◆ Prompt
The records that follow must be repeated verbatim, every one of them.

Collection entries

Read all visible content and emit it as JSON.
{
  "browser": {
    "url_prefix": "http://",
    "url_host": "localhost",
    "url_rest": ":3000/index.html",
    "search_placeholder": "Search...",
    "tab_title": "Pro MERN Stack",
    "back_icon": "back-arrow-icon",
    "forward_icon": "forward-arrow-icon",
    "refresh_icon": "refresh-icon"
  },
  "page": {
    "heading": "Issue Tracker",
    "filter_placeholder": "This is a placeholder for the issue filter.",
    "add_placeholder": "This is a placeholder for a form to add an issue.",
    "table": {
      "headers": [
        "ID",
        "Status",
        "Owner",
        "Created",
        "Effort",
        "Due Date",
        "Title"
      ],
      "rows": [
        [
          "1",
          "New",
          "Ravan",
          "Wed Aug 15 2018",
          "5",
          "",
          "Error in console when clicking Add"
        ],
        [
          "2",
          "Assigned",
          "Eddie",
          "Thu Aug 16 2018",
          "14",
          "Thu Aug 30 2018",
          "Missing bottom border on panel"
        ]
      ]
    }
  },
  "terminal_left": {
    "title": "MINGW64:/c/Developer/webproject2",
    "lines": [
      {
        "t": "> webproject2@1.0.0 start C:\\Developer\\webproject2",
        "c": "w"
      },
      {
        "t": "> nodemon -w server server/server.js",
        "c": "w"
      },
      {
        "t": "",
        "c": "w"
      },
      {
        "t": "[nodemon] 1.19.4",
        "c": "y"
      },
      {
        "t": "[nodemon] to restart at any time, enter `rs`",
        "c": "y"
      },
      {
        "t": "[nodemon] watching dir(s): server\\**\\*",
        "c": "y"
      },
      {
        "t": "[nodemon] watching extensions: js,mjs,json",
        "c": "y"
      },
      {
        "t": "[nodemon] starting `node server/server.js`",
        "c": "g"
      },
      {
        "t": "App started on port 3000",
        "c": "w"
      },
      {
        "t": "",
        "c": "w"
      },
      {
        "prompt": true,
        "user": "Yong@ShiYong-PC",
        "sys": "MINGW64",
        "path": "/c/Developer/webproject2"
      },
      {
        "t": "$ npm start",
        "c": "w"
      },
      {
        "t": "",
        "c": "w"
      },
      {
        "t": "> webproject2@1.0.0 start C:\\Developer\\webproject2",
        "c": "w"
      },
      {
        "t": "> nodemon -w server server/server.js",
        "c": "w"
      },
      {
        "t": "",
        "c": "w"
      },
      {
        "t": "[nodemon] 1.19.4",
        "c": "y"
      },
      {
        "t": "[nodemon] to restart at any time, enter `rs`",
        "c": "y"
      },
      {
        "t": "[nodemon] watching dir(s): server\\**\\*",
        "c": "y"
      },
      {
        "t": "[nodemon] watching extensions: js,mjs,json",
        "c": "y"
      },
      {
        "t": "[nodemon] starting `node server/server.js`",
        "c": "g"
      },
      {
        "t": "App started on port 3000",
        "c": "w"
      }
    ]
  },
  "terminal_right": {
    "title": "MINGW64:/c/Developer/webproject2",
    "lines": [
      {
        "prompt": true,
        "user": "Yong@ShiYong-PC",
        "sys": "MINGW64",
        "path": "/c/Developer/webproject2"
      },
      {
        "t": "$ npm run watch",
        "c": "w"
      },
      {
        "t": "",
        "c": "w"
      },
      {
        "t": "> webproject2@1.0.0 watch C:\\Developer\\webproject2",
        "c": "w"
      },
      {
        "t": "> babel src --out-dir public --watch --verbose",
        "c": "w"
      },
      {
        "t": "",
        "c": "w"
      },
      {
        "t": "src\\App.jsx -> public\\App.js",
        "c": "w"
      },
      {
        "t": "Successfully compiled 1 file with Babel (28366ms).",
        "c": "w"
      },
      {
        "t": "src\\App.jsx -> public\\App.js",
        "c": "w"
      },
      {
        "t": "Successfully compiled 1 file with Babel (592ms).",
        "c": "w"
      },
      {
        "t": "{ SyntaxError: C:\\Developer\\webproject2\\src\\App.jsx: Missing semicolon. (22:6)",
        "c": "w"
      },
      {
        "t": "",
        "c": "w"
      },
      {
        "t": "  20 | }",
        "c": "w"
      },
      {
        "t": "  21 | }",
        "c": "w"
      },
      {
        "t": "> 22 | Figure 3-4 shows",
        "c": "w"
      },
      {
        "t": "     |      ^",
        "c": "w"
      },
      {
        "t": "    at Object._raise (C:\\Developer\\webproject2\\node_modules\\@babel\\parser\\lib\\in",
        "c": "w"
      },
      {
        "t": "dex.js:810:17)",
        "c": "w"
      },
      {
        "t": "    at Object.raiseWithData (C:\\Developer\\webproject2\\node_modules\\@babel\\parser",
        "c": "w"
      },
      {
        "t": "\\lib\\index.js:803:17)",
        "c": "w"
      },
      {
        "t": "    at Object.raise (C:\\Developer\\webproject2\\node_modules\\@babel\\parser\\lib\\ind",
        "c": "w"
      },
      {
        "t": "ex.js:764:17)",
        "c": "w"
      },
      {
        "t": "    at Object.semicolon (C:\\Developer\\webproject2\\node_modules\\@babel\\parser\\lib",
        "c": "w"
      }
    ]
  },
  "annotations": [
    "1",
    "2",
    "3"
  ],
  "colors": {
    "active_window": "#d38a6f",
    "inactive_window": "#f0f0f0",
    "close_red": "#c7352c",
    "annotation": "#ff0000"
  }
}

◆ Answer
Read all visible content and emit it as JSON.
{
  "browser": {
    "url_prefix": "http://",
    "url_host": "localhost",
    "url_rest": ":3000/index.html",
    "search_placeholder": "Search...",
    "tab_title": "Pro MERN Stack",
    "back_icon": "back-arrow-icon",
    "forward_icon": "forward-arrow-icon",
    "refresh_icon": "refresh-icon"
  },
  "page": {
    "heading": "Issue Tracker",
    "filter_placeholder": "This is a placeholder for the issue filter.",
    "add_placeholder": "This is a placeholder for a form to add an issue.",
    "table": {
      "headers": [
        "ID",
        "Status",
        "Owner",
        "Created",
        "Effort",
        "Due Date",
        "Title"
      ],
      "rows": [
        [
          "1",
          "New",
          "Ravan",
          "Wed Aug 15 2018",
          "5",
          "",
          "Error in console when clicking Add"
        ],
        [
          "2",
          "Assigned",
          "Eddie",
          "Thu Aug 16 2018",
          "14",
          "Thu Aug 30 2018",
          "Missing bottom border on panel"
        ]
      ]
    }
  },
  "terminal_left": {
    "title": "MINGW64:/c/Developer/webproject2",
    "lines": [
      {
        "t": "> webproject2@1.0.0 start C:\\Developer\\webproject2",
        "c": "w"
      },
      {
        "t": "> nodemon -w server server/server.js",
        "c": "w"
      },
      {
        "t": "",
        "c": "w"
      },
      {
        "t": "[nodemon] 1.19.4",
        "c": "y"
      },
      {
        "t": "[nodemon] to restart at any time, enter `rs`",
        "c": "y"
      },
      {
        "t": "[nodemon] watching dir(s): server\\**\\*",
        "c": "y"
      },
      {
        "t": "[nodemon] watching extensions: js,mjs,json",
        "c": "y"
      },
      {
        "t": "[nodemon] starting `node server/server.js`",
        "c": "g"
      },
      {
        "t": "App started on port 3000",
        "c": "w"
      },
      {
        "t": "",
        "c": "w"
      },
      {
        "prompt": true,
        "user": "Yong@ShiYong-PC",
        "sys": "MINGW64",
        "path": "/c/Developer/webproject2"
      },
      {
        "t": "$ npm start",
        "c": "w"
      },
      {
        "t": "",
        "c": "w"
      },
      {
        "t": "> webproject2@1.0.0 start C:\\Developer\\webproject2",
        "c": "w"
      },
      {
        "t": "> nodemon -w server server/server.js",
        "c": "w"
      },
      {
        "t": "",
        "c": "w"
      },
      {
        "t": "[nodemon] 1.19.4",
        "c": "y"
      },
      {
        "t": "[nodemon] to restart at any time, enter `rs`",
        "c": "y"
      },
      {
        "t": "[nodemon] watching dir(s): server\\**\\*",
        "c": "y"
      },
      {
        "t": "[nodemon] watching extensions: js,mjs,json",
        "c": "y"
      },
      {
        "t": "[nodemon] starting `node server/server.js`",
        "c": "g"
      },
      {
        "t": "App started on port 3000",
        "c": "w"
      }
    ]
  },
  "terminal_right": {
    "title": "MINGW64:/c/Developer/webproject2",
    "lines": [
      {
        "prompt": true,
        "user": "Yong@ShiYong-PC",
        "sys": "MINGW64",
        "path": "/c/Developer/webproject2"
      },
      {
        "t": "$ npm run watch",
        "c": "w"
      },
      {
        "t": "",
        "c": "w"
      },
      {
        "t": "> webproject2@1.0.0 watch C:\\Developer\\webproject2",
        "c": "w"
      },
      {
        "t": "> babel src --out-dir public --watch --verbose",
        "c": "w"
      },
      {
        "t": "",
        "c": "w"
      },
      {
        "t": "src\\App.jsx -> public\\App.js",
        "c": "w"
      },
      {
        "t": "Successfully compiled 1 file with Babel (28366ms).",
        "c": "w"
      },
      {
        "t": "src\\App.jsx -> public\\App.js",
        "c": "w"
      },
      {
        "t": "Successfully compiled 1 file with Babel (592ms).",
        "c": "w"
      },
      {
        "t": "{ SyntaxError: C:\\Developer\\webproject2\\src\\App.jsx: Missing semicolon. (22:6)",
        "c": "w"
      },
      {
        "t": "",
        "c": "w"
      },
      {
        "t": "  20 | }",
        "c": "w"
      },
      {
        "t": "  21 | }",
        "c": "w"
      },
      {
        "t": "> 22 | Figure 3-4 shows",
        "c": "w"
      },
      {
        "t": "     |      ^",
        "c": "w"
      },
      {
        "t": "    at Object._raise (C:\\Developer\\webproject2\\node_modules\\@babel\\parser\\lib\\in",
        "c": "w"
      },
      {
        "t": "dex.js:810:17)",
        "c": "w"
      },
      {
        "t": "    at Object.raiseWithData (C:\\Developer\\webproject2\\node_modules\\@babel\\parser",
        "c": "w"
      },
      {
        "t": "\\lib\\index.js:803:17)",
        "c": "w"
      },
      {
        "t": "    at Object.raise (C:\\Developer\\webproject2\\node_modules\\@babel\\parser\\lib\\ind",
        "c": "w"
      },
      {
        "t": "ex.js:764:17)",
        "c": "w"
      },
      {
        "t": "    at Object.semicolon (C:\\Developer\\webproject2\\node_modules\\@babel\\parser\\lib",
        "c": "w"
      }
    ]
  },
  "annotations": [
    "1",
    "2",
    "3"
  ],
  "colors": {
    "active_window": "#d38a6f",
    "inactive_window": "#f0f0f0",
    "close_red": "#c7352c",
    "annotation": "#ff0000"
  }
}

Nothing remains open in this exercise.